* _Task details_
Pick out each line below containing "depending".

* _Provided data_
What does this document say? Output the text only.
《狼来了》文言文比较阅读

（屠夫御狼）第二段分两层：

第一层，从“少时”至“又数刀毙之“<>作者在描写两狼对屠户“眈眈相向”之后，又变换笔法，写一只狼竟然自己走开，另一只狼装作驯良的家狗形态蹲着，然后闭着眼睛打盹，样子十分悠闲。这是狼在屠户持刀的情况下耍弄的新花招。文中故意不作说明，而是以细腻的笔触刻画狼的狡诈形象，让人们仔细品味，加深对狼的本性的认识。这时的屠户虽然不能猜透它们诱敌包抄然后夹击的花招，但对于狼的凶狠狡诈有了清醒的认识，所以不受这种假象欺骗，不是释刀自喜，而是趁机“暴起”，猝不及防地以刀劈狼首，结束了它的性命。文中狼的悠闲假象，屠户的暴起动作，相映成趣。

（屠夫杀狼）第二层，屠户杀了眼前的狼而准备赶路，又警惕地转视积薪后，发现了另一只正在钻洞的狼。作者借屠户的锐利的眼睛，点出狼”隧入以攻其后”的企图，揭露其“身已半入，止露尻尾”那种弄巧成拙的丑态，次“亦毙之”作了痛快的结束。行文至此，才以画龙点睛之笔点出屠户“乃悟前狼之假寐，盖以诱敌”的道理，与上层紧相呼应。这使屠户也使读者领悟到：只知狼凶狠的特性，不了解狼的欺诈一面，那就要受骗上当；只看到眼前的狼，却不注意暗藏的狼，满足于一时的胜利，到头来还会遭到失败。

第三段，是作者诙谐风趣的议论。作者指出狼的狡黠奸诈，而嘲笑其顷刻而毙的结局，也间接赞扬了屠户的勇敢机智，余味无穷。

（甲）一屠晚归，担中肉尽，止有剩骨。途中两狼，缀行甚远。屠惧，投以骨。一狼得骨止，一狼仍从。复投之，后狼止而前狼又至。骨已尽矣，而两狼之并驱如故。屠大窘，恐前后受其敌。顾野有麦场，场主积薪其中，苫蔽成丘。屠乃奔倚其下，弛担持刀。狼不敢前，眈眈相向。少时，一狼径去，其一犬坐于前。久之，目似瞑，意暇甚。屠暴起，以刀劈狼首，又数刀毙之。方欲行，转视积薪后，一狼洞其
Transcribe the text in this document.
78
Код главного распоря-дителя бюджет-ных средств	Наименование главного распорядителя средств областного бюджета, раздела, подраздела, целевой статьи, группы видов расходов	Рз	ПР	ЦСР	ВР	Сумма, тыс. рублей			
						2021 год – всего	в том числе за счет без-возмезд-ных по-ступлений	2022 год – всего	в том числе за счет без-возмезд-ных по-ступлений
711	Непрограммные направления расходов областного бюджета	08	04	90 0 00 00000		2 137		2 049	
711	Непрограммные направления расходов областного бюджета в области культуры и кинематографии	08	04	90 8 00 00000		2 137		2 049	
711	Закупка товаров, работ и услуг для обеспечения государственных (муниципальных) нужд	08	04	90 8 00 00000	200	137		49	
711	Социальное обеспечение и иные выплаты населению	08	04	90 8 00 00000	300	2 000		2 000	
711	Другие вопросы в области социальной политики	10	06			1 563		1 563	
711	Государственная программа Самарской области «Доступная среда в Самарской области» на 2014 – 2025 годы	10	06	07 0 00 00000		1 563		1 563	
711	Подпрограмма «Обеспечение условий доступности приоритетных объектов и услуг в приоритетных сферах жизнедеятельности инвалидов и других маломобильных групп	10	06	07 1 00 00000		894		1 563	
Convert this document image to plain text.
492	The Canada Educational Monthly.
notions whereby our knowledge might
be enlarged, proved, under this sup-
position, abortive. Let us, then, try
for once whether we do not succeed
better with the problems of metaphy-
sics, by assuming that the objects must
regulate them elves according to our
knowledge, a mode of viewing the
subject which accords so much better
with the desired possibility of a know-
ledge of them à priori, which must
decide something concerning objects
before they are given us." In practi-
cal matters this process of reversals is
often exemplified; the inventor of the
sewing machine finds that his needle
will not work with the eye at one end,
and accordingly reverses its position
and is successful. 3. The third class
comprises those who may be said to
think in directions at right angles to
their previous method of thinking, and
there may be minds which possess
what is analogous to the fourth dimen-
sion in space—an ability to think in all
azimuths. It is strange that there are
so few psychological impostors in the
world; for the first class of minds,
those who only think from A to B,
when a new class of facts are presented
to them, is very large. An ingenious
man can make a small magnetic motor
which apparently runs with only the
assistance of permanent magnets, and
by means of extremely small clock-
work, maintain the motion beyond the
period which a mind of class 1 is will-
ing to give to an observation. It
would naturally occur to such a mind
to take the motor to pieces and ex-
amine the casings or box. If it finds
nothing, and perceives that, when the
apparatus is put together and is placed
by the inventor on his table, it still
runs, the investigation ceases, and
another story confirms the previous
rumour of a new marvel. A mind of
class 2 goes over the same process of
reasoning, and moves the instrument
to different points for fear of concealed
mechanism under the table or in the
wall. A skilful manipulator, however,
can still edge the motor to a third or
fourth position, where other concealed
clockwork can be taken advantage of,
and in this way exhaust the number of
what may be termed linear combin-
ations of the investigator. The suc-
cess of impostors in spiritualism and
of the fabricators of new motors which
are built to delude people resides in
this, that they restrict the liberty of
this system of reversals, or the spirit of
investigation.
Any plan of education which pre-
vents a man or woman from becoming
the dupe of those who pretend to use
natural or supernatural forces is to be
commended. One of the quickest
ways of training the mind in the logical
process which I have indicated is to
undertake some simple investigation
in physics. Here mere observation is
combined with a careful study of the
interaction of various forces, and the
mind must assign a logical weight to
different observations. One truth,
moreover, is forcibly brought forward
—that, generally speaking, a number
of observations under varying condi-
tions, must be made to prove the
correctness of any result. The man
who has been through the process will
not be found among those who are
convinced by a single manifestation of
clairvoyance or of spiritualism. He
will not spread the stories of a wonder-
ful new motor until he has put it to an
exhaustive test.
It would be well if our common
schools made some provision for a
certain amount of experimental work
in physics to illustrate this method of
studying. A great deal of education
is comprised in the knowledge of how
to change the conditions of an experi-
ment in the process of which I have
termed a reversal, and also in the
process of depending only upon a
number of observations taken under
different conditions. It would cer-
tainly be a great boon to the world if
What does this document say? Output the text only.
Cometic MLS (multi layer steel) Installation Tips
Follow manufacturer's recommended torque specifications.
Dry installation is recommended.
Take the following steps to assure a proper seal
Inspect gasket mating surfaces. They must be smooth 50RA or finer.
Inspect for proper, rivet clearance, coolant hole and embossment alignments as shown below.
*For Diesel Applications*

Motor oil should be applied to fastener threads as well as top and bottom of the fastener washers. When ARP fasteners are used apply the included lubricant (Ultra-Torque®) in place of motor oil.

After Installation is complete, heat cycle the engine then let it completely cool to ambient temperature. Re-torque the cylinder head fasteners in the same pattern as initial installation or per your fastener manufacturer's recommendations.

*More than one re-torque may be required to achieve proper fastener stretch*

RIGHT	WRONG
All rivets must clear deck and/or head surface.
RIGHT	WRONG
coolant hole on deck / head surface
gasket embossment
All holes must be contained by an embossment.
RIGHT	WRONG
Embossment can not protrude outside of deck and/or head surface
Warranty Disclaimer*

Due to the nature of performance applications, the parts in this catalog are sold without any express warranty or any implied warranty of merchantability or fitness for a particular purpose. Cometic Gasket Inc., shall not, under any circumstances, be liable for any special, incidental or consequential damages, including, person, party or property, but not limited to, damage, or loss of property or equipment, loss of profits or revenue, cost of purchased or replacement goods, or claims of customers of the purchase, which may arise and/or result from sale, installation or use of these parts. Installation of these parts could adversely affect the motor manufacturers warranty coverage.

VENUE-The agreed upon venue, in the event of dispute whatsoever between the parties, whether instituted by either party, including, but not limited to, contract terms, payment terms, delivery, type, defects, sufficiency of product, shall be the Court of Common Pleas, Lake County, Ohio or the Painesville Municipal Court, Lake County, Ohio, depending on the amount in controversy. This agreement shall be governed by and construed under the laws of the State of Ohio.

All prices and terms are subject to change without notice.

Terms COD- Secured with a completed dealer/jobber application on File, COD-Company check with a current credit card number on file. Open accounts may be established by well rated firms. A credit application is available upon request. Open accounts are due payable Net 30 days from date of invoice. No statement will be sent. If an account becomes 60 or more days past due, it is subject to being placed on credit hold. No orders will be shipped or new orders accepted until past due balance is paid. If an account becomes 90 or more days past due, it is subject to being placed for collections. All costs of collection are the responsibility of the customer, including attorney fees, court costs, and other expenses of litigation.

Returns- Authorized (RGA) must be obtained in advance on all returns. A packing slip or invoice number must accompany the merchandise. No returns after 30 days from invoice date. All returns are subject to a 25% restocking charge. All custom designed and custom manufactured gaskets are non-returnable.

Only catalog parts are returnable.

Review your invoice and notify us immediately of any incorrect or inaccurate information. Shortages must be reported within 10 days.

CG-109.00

* _Complete output_
process of depending only upon a
VENUE-The agreed upon venue, in the event of dispute whatsoever between the parties, whether instituted by either party, including, but not limited to, contract terms, payment terms, delivery, type, defects, sufficiency of product, shall be the Court of Common Pleas, Lake County, Ohio or the Painesville Municipal Court, Lake County, Ohio, depending on the amount in controversy. This agreement shall be governed by and construed under the laws of the State of Ohio.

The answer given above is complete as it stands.